>> START Entries shown

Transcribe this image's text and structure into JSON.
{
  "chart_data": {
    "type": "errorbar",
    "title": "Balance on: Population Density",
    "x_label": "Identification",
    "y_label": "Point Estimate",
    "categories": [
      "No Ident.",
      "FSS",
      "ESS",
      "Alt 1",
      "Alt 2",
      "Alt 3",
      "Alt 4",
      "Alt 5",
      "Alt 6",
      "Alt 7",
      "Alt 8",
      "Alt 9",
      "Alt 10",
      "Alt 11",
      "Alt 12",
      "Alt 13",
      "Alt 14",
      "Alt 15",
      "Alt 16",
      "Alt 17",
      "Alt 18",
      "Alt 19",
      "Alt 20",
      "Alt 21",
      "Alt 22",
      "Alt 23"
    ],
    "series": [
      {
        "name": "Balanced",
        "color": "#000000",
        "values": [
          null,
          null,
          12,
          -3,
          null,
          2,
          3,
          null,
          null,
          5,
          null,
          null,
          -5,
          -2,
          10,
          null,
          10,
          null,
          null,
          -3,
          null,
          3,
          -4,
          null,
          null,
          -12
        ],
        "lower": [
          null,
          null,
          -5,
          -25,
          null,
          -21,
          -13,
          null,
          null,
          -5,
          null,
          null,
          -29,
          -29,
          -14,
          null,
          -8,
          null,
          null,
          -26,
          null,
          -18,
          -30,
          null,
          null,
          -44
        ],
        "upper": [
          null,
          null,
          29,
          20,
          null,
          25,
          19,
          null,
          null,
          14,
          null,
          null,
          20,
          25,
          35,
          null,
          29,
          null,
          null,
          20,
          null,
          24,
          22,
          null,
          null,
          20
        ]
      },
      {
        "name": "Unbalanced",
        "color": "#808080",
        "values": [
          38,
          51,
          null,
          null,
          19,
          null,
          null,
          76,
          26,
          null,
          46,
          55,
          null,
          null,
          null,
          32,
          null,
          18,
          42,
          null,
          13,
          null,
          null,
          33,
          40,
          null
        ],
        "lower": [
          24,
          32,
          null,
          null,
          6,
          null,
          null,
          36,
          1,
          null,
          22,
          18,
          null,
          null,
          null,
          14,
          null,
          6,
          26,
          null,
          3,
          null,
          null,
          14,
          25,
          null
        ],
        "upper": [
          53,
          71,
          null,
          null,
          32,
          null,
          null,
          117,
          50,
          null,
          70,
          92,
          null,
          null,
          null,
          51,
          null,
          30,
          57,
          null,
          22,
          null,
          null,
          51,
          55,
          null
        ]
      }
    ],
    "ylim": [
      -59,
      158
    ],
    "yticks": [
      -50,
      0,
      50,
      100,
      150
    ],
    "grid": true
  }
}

>> END Entries shown

■ **What you need to do**: Your task is to retype all of the records exactly.

■ **In response**:
Transcribe this image's text and structure into JSON.
{
  "chart_data": {
    "type": "errorbar",
    "title": "Balance on: Population Density",
    "x_label": "Identification",
    "y_label": "Point Estimate",
    "categories": [
      "No Ident.",
      "FSS",
      "ESS",
      "Alt 1",
      "Alt 2",
      "Alt 3",
      "Alt 4",
      "Alt 5",
      "Alt 6",
      "Alt 7",
      "Alt 8",
      "Alt 9",
      "Alt 10",
      "Alt 11",
      "Alt 12",
      "Alt 13",
      "Alt 14",
      "Alt 15",
      "Alt 16",
      "Alt 17",
      "Alt 18",
      "Alt 19",
      "Alt 20",
      "Alt 21",
      "Alt 22",
      "Alt 23"
    ],
    "series": [
      {
        "name": "Balanced",
        "color": "#000000",
        "values": [
          null,
          null,
          12,
          -3,
          null,
          2,
          3,
          null,
          null,
          5,
          null,
          null,
          -5,
          -2,
          10,
          null,
          10,
          null,
          null,
          -3,
          null,
          3,
          -4,
          null,
          null,
          -12
        ],
        "lower": [
          null,
          null,
          -5,
          -25,
          null,
          -21,
          -13,
          null,
          null,
          -5,
          null,
          null,
          -29,
          -29,
          -14,
          null,
          -8,
          null,
          null,
          -26,
          null,
          -18,
          -30,
          null,
          null,
          -44
        ],
        "upper": [
          null,
          null,
          29,
          20,
          null,
          25,
          19,
          null,
          null,
          14,
          null,
          null,
          20,
          25,
          35,
          null,
          29,
          null,
          null,
          20,
          null,
          24,
          22,
          null,
          null,
          20
        ]
      },
      {
        "name": "Unbalanced",
        "color": "#808080",
        "values": [
          38,
          51,
          null,
          null,
          19,
          null,
          null,
          76,
          26,
          null,
          46,
          55,
          null,
          null,
          null,
          32,
          null,
          18,
          42,
          null,
          13,
          null,
          null,
          33,
          40,
          null
        ],
        "lower": [
          24,
          32,
          null,
          null,
          6,
          null,
          null,
          36,
          1,
          null,
          22,
          18,
          null,
          null,
          null,
          14,
          null,
          6,
          26,
          null,
          3,
          null,
          null,
          14,
          25,
          null
        ],
        "upper": [
          53,
          71,
          null,
          null,
          32,
          null,
          null,
          117,
          50,
          null,
          70,
          92,
          null,
          null,
          null,
          51,
          null,
          30,
          57,
          null,
          22,
          null,
          null,
          51,
          55,
          null
        ]
      }
    ],
    "ylim": [
      -59,
      158
    ],
    "yticks": [
      -50,
      0,
      50,
      100,
      150
    ],
    "grid": true
  }
}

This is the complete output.